To do: Reproduce the data below line for line, renaming every "plot-area" as "panel-region" and changing nothing else.

________________________

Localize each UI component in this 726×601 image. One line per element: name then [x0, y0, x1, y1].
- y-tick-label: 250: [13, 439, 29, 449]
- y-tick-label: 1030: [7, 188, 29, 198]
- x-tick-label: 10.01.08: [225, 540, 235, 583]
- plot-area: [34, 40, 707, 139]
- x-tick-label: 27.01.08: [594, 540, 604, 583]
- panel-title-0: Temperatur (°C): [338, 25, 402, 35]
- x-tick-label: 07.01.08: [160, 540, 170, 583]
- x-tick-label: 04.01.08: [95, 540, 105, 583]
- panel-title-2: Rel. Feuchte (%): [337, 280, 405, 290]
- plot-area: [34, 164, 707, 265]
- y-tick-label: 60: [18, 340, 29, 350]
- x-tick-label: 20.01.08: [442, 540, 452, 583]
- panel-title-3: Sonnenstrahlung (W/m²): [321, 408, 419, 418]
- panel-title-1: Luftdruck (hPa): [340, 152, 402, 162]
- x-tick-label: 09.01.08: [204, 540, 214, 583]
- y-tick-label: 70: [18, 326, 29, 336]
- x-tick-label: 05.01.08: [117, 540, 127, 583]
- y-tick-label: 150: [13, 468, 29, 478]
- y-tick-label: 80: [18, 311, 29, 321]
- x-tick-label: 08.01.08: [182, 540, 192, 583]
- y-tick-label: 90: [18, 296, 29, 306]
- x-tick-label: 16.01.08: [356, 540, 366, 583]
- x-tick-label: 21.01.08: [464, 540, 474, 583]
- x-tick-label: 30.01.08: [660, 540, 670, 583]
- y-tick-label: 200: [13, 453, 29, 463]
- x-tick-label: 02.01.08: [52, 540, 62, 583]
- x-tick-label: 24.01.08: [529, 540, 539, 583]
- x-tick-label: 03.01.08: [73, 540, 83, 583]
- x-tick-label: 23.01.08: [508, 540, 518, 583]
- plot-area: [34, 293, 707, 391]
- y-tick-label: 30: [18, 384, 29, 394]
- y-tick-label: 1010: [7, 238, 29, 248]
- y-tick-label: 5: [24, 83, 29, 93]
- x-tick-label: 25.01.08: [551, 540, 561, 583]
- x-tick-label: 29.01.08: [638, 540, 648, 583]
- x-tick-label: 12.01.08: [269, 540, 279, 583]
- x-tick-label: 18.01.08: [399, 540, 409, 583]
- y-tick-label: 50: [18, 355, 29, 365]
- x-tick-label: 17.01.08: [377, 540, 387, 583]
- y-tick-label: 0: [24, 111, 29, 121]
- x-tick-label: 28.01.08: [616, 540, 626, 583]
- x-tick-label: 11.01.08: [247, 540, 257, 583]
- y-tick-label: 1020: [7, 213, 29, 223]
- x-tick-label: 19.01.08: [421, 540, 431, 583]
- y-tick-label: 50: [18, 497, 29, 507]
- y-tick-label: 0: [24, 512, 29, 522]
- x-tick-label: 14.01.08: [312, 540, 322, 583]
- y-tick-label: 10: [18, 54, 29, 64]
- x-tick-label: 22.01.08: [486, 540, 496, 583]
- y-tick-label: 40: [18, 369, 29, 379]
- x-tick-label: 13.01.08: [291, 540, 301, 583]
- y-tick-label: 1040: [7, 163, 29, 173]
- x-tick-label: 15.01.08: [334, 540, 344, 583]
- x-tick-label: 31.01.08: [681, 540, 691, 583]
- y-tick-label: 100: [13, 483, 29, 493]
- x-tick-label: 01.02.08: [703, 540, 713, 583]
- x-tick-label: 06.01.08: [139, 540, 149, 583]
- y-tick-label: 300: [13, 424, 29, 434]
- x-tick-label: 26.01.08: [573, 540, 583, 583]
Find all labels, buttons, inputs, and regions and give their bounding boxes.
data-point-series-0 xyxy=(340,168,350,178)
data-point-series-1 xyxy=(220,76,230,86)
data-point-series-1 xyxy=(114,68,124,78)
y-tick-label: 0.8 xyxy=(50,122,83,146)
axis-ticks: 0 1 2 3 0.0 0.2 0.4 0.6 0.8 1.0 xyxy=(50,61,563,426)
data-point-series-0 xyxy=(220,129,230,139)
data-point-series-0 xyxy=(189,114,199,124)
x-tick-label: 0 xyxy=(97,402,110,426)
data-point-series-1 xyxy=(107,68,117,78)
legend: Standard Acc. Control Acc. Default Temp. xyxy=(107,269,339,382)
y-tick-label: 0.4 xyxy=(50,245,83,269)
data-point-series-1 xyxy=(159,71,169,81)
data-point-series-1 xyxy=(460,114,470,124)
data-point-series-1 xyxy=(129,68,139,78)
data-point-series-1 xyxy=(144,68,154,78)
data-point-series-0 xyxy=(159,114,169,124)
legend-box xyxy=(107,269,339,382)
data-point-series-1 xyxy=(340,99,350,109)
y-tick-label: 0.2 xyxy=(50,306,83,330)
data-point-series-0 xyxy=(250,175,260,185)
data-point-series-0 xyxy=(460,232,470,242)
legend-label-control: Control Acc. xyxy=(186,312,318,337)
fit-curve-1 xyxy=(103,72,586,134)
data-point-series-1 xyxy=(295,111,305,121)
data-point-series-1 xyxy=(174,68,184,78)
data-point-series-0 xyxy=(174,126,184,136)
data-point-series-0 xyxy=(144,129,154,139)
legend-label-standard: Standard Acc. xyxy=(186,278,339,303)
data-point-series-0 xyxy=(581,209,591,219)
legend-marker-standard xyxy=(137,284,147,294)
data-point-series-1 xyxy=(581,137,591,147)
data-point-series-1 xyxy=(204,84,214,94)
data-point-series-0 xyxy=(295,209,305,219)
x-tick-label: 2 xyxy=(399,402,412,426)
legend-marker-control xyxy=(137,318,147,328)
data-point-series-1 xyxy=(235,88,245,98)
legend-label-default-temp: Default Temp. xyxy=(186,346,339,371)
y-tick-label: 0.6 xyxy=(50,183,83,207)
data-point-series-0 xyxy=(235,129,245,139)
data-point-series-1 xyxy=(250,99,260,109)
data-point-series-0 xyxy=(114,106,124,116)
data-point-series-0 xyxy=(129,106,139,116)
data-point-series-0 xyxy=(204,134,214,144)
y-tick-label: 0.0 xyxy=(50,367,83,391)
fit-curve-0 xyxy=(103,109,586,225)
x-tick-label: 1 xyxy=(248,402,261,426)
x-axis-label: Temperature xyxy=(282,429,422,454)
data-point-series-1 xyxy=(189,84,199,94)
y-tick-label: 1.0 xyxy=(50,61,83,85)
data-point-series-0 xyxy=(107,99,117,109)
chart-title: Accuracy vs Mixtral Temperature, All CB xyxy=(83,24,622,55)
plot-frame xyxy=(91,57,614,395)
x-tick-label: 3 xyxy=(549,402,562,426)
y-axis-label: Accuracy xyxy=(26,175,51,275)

________________________

Full output:
Localize each UI component in this 726×601 image. One line per element: name then [x0, y0, x1, y1].
- y-tick-label: 250: [13, 439, 29, 449]
- y-tick-label: 1030: [7, 188, 29, 198]
- x-tick-label: 10.01.08: [225, 540, 235, 583]
- panel-region: [34, 40, 707, 139]
- x-tick-label: 27.01.08: [594, 540, 604, 583]
- panel-title-0: Temperatur (°C): [338, 25, 402, 35]
- x-tick-label: 07.01.08: [160, 540, 170, 583]
- x-tick-label: 04.01.08: [95, 540, 105, 583]
- panel-title-2: Rel. Feuchte (%): [337, 280, 405, 290]
- panel-region: [34, 164, 707, 265]
- y-tick-label: 60: [18, 340, 29, 350]
- x-tick-label: 20.01.08: [442, 540, 452, 583]
- panel-title-3: Sonnenstrahlung (W/m²): [321, 408, 419, 418]
- panel-title-1: Luftdruck (hPa): [340, 152, 402, 162]
- x-tick-label: 09.01.08: [204, 540, 214, 583]
- y-tick-label: 70: [18, 326, 29, 336]
- x-tick-label: 05.01.08: [117, 540, 127, 583]
- y-tick-label: 150: [13, 468, 29, 478]
- y-tick-label: 80: [18, 311, 29, 321]
- x-tick-label: 08.01.08: [182, 540, 192, 583]
- y-tick-label: 90: [18, 296, 29, 306]
- x-tick-label: 16.01.08: [356, 540, 366, 583]
- x-tick-label: 21.01.08: [464, 540, 474, 583]
- x-tick-label: 30.01.08: [660, 540, 670, 583]
- y-tick-label: 200: [13, 453, 29, 463]
- x-tick-label: 02.01.08: [52, 540, 62, 583]
- x-tick-label: 24.01.08: [529, 540, 539, 583]
- x-tick-label: 03.01.08: [73, 540, 83, 583]
- x-tick-label: 23.01.08: [508, 540, 518, 583]
- panel-region: [34, 293, 707, 391]
- y-tick-label: 30: [18, 384, 29, 394]
- y-tick-label: 1010: [7, 238, 29, 248]
- y-tick-label: 5: [24, 83, 29, 93]
- x-tick-label: 25.01.08: [551, 540, 561, 583]
- x-tick-label: 29.01.08: [638, 540, 648, 583]
- x-tick-label: 12.01.08: [269, 540, 279, 583]
- x-tick-label: 18.01.08: [399, 540, 409, 583]
- y-tick-label: 50: [18, 355, 29, 365]
- x-tick-label: 17.01.08: [377, 540, 387, 583]
- y-tick-label: 0: [24, 111, 29, 121]
- x-tick-label: 28.01.08: [616, 540, 626, 583]
- x-tick-label: 11.01.08: [247, 540, 257, 583]
- y-tick-label: 1020: [7, 213, 29, 223]
- x-tick-label: 19.01.08: [421, 540, 431, 583]
- y-tick-label: 50: [18, 497, 29, 507]
- y-tick-label: 0: [24, 512, 29, 522]
- x-tick-label: 14.01.08: [312, 540, 322, 583]
- y-tick-label: 10: [18, 54, 29, 64]
- x-tick-label: 22.01.08: [486, 540, 496, 583]
- y-tick-label: 40: [18, 369, 29, 379]
- x-tick-label: 13.01.08: [291, 540, 301, 583]
- y-tick-label: 1040: [7, 163, 29, 173]
- x-tick-label: 15.01.08: [334, 540, 344, 583]
- x-tick-label: 31.01.08: [681, 540, 691, 583]
- y-tick-label: 100: [13, 483, 29, 493]
- x-tick-label: 01.02.08: [703, 540, 713, 583]
- x-tick-label: 06.01.08: [139, 540, 149, 583]
- y-tick-label: 300: [13, 424, 29, 434]
- x-tick-label: 26.01.08: [573, 540, 583, 583]
Find all labels, buttons, inputs, and regions and give their bounding boxes.
data-point-series-0 xyxy=(340,168,350,178)
data-point-series-1 xyxy=(220,76,230,86)
data-point-series-1 xyxy=(114,68,124,78)
y-tick-label: 0.8 xyxy=(50,122,83,146)
axis-ticks: 0 1 2 3 0.0 0.2 0.4 0.6 0.8 1.0 xyxy=(50,61,563,426)
data-point-series-0 xyxy=(220,129,230,139)
data-point-series-0 xyxy=(189,114,199,124)
x-tick-label: 0 xyxy=(97,402,110,426)
data-point-series-1 xyxy=(107,68,117,78)
legend: Standard Acc. Control Acc. Default Temp. xyxy=(107,269,339,382)
y-tick-label: 0.4 xyxy=(50,245,83,269)
data-point-series-1 xyxy=(159,71,169,81)
data-point-series-1 xyxy=(460,114,470,124)
data-point-series-1 xyxy=(129,68,139,78)
data-point-series-1 xyxy=(144,68,154,78)
data-point-series-0 xyxy=(159,114,169,124)
legend-box xyxy=(107,269,339,382)
data-point-series-1 xyxy=(340,99,350,109)
y-tick-label: 0.2 xyxy=(50,306,83,330)
data-point-series-0 xyxy=(250,175,260,185)
data-point-series-0 xyxy=(460,232,470,242)
legend-label-control: Control Acc. xyxy=(186,312,318,337)
fit-curve-1 xyxy=(103,72,586,134)
data-point-series-1 xyxy=(295,111,305,121)
data-point-series-1 xyxy=(174,68,184,78)
data-point-series-0 xyxy=(174,126,184,136)
data-point-series-0 xyxy=(144,129,154,139)
legend-label-standard: Standard Acc. xyxy=(186,278,339,303)
data-point-series-0 xyxy=(581,209,591,219)
legend-marker-standard xyxy=(137,284,147,294)
data-point-series-1 xyxy=(581,137,591,147)
data-point-series-1 xyxy=(204,84,214,94)
data-point-series-0 xyxy=(295,209,305,219)
x-tick-label: 2 xyxy=(399,402,412,426)
legend-marker-control xyxy=(137,318,147,328)
data-point-series-1 xyxy=(235,88,245,98)
legend-label-default-temp: Default Temp. xyxy=(186,346,339,371)
y-tick-label: 0.6 xyxy=(50,183,83,207)
data-point-series-0 xyxy=(235,129,245,139)
data-point-series-1 xyxy=(250,99,260,109)
data-point-series-0 xyxy=(114,106,124,116)
data-point-series-0 xyxy=(129,106,139,116)
data-point-series-0 xyxy=(204,134,214,144)
y-tick-label: 0.0 xyxy=(50,367,83,391)
fit-curve-0 xyxy=(103,109,586,225)
x-tick-label: 1 xyxy=(248,402,261,426)
x-axis-label: Temperature xyxy=(282,429,422,454)
data-point-series-1 xyxy=(189,84,199,94)
y-tick-label: 1.0 xyxy=(50,61,83,85)
data-point-series-0 xyxy=(107,99,117,109)
chart-title: Accuracy vs Mixtral Temperature, All CB xyxy=(83,24,622,55)
plot-frame xyxy=(91,57,614,395)
x-tick-label: 3 xyxy=(549,402,562,426)
y-axis-label: Accuracy xyxy=(26,175,51,275)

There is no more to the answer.